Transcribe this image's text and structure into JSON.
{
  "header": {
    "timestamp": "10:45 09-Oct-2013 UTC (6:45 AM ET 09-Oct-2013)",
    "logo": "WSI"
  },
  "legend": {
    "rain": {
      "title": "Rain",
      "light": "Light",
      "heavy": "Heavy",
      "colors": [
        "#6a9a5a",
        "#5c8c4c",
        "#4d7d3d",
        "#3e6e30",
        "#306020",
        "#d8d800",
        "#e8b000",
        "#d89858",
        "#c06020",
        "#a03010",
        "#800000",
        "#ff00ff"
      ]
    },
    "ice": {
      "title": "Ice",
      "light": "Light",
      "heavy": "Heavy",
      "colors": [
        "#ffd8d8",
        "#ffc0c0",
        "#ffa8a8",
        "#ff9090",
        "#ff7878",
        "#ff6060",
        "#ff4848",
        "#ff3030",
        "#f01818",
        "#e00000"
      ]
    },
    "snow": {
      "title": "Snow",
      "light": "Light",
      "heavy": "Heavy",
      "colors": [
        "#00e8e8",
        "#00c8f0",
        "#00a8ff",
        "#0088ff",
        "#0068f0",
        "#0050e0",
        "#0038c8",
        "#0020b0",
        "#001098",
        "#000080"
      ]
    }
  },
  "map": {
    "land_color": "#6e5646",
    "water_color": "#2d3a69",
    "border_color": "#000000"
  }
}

-----

--- PROBLEM ---
Retype all of the data shown above, word for word.

--- WRITTEN REPLY ---
Transcribe this image's text and structure into JSON.
{
  "header": {
    "timestamp": "10:45 09-Oct-2013 UTC (6:45 AM ET 09-Oct-2013)",
    "logo": "WSI"
  },
  "legend": {
    "rain": {
      "title": "Rain",
      "light": "Light",
      "heavy": "Heavy",
      "colors": [
        "#6a9a5a",
        "#5c8c4c",
        "#4d7d3d",
        "#3e6e30",
        "#306020",
        "#d8d800",
        "#e8b000",
        "#d89858",
        "#c06020",
        "#a03010",
        "#800000",
        "#ff00ff"
      ]
    },
    "ice": {
      "title": "Ice",
      "light": "Light",
      "heavy": "Heavy",
      "colors": [
        "#ffd8d8",
        "#ffc0c0",
        "#ffa8a8",
        "#ff9090",
        "#ff7878",
        "#ff6060",
        "#ff4848",
        "#ff3030",
        "#f01818",
        "#e00000"
      ]
    },
    "snow": {
      "title": "Snow",
      "light": "Light",
      "heavy": "Heavy",
      "colors": [
        "#00e8e8",
        "#00c8f0",
        "#00a8ff",
        "#0088ff",
        "#0068f0",
        "#0050e0",
        "#0038c8",
        "#0020b0",
        "#001098",
        "#000080"
      ]
    }
  },
  "map": {
    "land_color": "#6e5646",
    "water_color": "#2d3a69",
    "border_color": "#000000"
  }
}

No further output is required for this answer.